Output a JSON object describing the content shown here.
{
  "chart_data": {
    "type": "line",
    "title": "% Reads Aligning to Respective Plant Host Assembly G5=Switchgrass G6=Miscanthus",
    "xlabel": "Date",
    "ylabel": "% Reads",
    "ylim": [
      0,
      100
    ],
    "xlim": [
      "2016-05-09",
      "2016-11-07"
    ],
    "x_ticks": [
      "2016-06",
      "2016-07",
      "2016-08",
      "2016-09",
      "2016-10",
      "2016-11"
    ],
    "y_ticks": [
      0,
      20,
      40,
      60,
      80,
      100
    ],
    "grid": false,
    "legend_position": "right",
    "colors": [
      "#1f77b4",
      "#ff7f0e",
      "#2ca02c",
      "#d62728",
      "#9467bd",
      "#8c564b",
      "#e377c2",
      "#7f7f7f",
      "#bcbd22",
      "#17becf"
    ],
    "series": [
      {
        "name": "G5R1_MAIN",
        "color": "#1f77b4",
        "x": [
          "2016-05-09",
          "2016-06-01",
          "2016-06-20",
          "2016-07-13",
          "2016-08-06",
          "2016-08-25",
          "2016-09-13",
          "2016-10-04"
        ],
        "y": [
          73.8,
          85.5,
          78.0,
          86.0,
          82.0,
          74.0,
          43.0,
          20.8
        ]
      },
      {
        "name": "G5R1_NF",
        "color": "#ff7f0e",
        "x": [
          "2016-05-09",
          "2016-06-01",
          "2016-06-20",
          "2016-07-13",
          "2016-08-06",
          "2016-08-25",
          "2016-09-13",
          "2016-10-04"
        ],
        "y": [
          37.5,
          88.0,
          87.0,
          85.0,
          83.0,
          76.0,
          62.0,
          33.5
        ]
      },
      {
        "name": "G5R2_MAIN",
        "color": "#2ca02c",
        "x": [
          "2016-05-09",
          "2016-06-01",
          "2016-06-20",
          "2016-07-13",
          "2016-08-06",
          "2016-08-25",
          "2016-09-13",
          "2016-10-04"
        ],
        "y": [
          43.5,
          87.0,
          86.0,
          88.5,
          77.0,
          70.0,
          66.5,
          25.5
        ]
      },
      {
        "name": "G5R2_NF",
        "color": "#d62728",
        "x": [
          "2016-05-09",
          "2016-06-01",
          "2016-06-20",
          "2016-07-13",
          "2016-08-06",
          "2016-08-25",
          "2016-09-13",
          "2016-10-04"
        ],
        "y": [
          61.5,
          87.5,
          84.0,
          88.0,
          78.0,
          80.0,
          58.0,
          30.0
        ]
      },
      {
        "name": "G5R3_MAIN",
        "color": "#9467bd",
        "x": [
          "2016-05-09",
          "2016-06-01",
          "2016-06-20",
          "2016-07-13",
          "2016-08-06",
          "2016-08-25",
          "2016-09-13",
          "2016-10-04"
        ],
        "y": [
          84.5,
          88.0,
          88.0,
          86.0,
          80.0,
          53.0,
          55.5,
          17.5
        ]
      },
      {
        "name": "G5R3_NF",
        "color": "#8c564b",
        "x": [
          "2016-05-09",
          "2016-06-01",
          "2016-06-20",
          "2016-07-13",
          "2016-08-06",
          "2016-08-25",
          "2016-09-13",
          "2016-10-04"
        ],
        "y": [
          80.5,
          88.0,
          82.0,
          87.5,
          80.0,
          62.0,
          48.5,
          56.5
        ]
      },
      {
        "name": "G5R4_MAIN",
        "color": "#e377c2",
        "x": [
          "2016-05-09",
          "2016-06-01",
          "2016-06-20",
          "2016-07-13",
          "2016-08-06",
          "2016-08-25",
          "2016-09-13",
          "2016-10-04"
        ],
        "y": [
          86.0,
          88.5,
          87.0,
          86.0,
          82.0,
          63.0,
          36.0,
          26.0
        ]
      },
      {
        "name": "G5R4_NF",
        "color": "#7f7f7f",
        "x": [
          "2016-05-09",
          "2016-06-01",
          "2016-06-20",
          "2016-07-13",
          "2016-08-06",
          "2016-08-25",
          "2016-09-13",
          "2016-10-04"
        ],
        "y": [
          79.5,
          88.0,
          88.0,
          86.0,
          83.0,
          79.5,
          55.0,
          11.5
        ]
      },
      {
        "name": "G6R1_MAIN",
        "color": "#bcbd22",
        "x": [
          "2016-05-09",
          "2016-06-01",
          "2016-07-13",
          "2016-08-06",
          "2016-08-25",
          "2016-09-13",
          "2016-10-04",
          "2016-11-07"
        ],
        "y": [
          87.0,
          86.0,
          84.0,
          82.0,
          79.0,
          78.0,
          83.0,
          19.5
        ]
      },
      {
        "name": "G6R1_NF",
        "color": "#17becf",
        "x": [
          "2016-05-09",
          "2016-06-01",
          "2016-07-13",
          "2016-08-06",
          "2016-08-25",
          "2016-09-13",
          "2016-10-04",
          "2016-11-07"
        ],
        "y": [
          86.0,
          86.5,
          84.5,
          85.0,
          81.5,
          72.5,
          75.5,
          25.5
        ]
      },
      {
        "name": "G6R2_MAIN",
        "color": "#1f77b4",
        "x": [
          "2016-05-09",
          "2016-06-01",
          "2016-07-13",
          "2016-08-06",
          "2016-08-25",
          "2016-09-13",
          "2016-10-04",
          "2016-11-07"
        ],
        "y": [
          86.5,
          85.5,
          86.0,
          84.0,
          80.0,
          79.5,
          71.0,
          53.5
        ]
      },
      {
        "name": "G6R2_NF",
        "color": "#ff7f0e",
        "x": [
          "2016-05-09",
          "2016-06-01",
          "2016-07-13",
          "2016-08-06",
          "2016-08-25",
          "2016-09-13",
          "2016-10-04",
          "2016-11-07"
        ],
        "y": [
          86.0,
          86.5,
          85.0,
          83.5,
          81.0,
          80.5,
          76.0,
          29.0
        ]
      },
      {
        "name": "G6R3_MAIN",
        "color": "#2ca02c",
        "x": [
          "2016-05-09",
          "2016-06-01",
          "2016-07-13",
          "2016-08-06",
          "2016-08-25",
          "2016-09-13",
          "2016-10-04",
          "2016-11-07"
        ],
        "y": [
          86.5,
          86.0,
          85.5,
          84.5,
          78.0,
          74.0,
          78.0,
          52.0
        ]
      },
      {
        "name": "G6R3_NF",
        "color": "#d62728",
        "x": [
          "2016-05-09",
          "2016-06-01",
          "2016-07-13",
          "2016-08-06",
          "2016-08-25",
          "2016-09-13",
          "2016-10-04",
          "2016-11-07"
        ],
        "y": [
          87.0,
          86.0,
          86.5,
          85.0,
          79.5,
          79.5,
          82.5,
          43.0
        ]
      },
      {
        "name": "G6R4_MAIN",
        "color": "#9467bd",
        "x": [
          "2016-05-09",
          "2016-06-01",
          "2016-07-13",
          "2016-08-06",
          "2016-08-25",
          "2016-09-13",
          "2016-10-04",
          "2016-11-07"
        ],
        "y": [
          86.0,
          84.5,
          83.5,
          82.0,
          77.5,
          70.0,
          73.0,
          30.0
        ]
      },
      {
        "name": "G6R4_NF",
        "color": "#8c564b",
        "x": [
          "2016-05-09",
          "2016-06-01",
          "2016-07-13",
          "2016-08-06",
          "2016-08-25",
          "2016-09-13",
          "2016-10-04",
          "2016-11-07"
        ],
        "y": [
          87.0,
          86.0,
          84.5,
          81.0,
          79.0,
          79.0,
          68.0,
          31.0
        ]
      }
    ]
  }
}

*SHORT TASK*. Transcribe the whole listing exactly.

*SOLUTION FOR THIS PROBLEM*.
Output a JSON object describing the content shown here.
{
  "chart_data": {
    "type": "line",
    "title": "% Reads Aligning to Respective Plant Host Assembly G5=Switchgrass G6=Miscanthus",
    "xlabel": "Date",
    "ylabel": "% Reads",
    "ylim": [
      0,
      100
    ],
    "xlim": [
      "2016-05-09",
      "2016-11-07"
    ],
    "x_ticks": [
      "2016-06",
      "2016-07",
      "2016-08",
      "2016-09",
      "2016-10",
      "2016-11"
    ],
    "y_ticks": [
      0,
      20,
      40,
      60,
      80,
      100
    ],
    "grid": false,
    "legend_position": "right",
    "colors": [
      "#1f77b4",
      "#ff7f0e",
      "#2ca02c",
      "#d62728",
      "#9467bd",
      "#8c564b",
      "#e377c2",
      "#7f7f7f",
      "#bcbd22",
      "#17becf"
    ],
    "series": [
      {
        "name": "G5R1_MAIN",
        "color": "#1f77b4",
        "x": [
          "2016-05-09",
          "2016-06-01",
          "2016-06-20",
          "2016-07-13",
          "2016-08-06",
          "2016-08-25",
          "2016-09-13",
          "2016-10-04"
        ],
        "y": [
          73.8,
          85.5,
          78.0,
          86.0,
          82.0,
          74.0,
          43.0,
          20.8
        ]
      },
      {
        "name": "G5R1_NF",
        "color": "#ff7f0e",
        "x": [
          "2016-05-09",
          "2016-06-01",
          "2016-06-20",
          "2016-07-13",
          "2016-08-06",
          "2016-08-25",
          "2016-09-13",
          "2016-10-04"
        ],
        "y": [
          37.5,
          88.0,
          87.0,
          85.0,
          83.0,
          76.0,
          62.0,
          33.5
        ]
      },
      {
        "name": "G5R2_MAIN",
        "color": "#2ca02c",
        "x": [
          "2016-05-09",
          "2016-06-01",
          "2016-06-20",
          "2016-07-13",
          "2016-08-06",
          "2016-08-25",
          "2016-09-13",
          "2016-10-04"
        ],
        "y": [
          43.5,
          87.0,
          86.0,
          88.5,
          77.0,
          70.0,
          66.5,
          25.5
        ]
      },
      {
        "name": "G5R2_NF",
        "color": "#d62728",
        "x": [
          "2016-05-09",
          "2016-06-01",
          "2016-06-20",
          "2016-07-13",
          "2016-08-06",
          "2016-08-25",
          "2016-09-13",
          "2016-10-04"
        ],
        "y": [
          61.5,
          87.5,
          84.0,
          88.0,
          78.0,
          80.0,
          58.0,
          30.0
        ]
      },
      {
        "name": "G5R3_MAIN",
        "color": "#9467bd",
        "x": [
          "2016-05-09",
          "2016-06-01",
          "2016-06-20",
          "2016-07-13",
          "2016-08-06",
          "2016-08-25",
          "2016-09-13",
          "2016-10-04"
        ],
        "y": [
          84.5,
          88.0,
          88.0,
          86.0,
          80.0,
          53.0,
          55.5,
          17.5
        ]
      },
      {
        "name": "G5R3_NF",
        "color": "#8c564b",
        "x": [
          "2016-05-09",
          "2016-06-01",
          "2016-06-20",
          "2016-07-13",
          "2016-08-06",
          "2016-08-25",
          "2016-09-13",
          "2016-10-04"
        ],
        "y": [
          80.5,
          88.0,
          82.0,
          87.5,
          80.0,
          62.0,
          48.5,
          56.5
        ]
      },
      {
        "name": "G5R4_MAIN",
        "color": "#e377c2",
        "x": [
          "2016-05-09",
          "2016-06-01",
          "2016-06-20",
          "2016-07-13",
          "2016-08-06",
          "2016-08-25",
          "2016-09-13",
          "2016-10-04"
        ],
        "y": [
          86.0,
          88.5,
          87.0,
          86.0,
          82.0,
          63.0,
          36.0,
          26.0
        ]
      },
      {
        "name": "G5R4_NF",
        "color": "#7f7f7f",
        "x": [
          "2016-05-09",
          "2016-06-01",
          "2016-06-20",
          "2016-07-13",
          "2016-08-06",
          "2016-08-25",
          "2016-09-13",
          "2016-10-04"
        ],
        "y": [
          79.5,
          88.0,
          88.0,
          86.0,
          83.0,
          79.5,
          55.0,
          11.5
        ]
      },
      {
        "name": "G6R1_MAIN",
        "color": "#bcbd22",
        "x": [
          "2016-05-09",
          "2016-06-01",
          "2016-07-13",
          "2016-08-06",
          "2016-08-25",
          "2016-09-13",
          "2016-10-04",
          "2016-11-07"
        ],
        "y": [
          87.0,
          86.0,
          84.0,
          82.0,
          79.0,
          78.0,
          83.0,
          19.5
        ]
      },
      {
        "name": "G6R1_NF",
        "color": "#17becf",
        "x": [
          "2016-05-09",
          "2016-06-01",
          "2016-07-13",
          "2016-08-06",
          "2016-08-25",
          "2016-09-13",
          "2016-10-04",
          "2016-11-07"
        ],
        "y": [
          86.0,
          86.5,
          84.5,
          85.0,
          81.5,
          72.5,
          75.5,
          25.5
        ]
      },
      {
        "name": "G6R2_MAIN",
        "color": "#1f77b4",
        "x": [
          "2016-05-09",
          "2016-06-01",
          "2016-07-13",
          "2016-08-06",
          "2016-08-25",
          "2016-09-13",
          "2016-10-04",
          "2016-11-07"
        ],
        "y": [
          86.5,
          85.5,
          86.0,
          84.0,
          80.0,
          79.5,
          71.0,
          53.5
        ]
      },
      {
        "name": "G6R2_NF",
        "color": "#ff7f0e",
        "x": [
          "2016-05-09",
          "2016-06-01",
          "2016-07-13",
          "2016-08-06",
          "2016-08-25",
          "2016-09-13",
          "2016-10-04",
          "2016-11-07"
        ],
        "y": [
          86.0,
          86.5,
          85.0,
          83.5,
          81.0,
          80.5,
          76.0,
          29.0
        ]
      },
      {
        "name": "G6R3_MAIN",
        "color": "#2ca02c",
        "x": [
          "2016-05-09",
          "2016-06-01",
          "2016-07-13",
          "2016-08-06",
          "2016-08-25",
          "2016-09-13",
          "2016-10-04",
          "2016-11-07"
        ],
        "y": [
          86.5,
          86.0,
          85.5,
          84.5,
          78.0,
          74.0,
          78.0,
          52.0
        ]
      },
      {
        "name": "G6R3_NF",
        "color": "#d62728",
        "x": [
          "2016-05-09",
          "2016-06-01",
          "2016-07-13",
          "2016-08-06",
          "2016-08-25",
          "2016-09-13",
          "2016-10-04",
          "2016-11-07"
        ],
        "y": [
          87.0,
          86.0,
          86.5,
          85.0,
          79.5,
          79.5,
          82.5,
          43.0
        ]
      },
      {
        "name": "G6R4_MAIN",
        "color": "#9467bd",
        "x": [
          "2016-05-09",
          "2016-06-01",
          "2016-07-13",
          "2016-08-06",
          "2016-08-25",
          "2016-09-13",
          "2016-10-04",
          "2016-11-07"
        ],
        "y": [
          86.0,
          84.5,
          83.5,
          82.0,
          77.5,
          70.0,
          73.0,
          30.0
        ]
      },
      {
        "name": "G6R4_NF",
        "color": "#8c564b",
        "x": [
          "2016-05-09",
          "2016-06-01",
          "2016-07-13",
          "2016-08-06",
          "2016-08-25",
          "2016-09-13",
          "2016-10-04",
          "2016-11-07"
        ],
        "y": [
          87.0,
          86.0,
          84.5,
          81.0,
          79.0,
          79.0,
          68.0,
          31.0
        ]
      }
    ]
  }
}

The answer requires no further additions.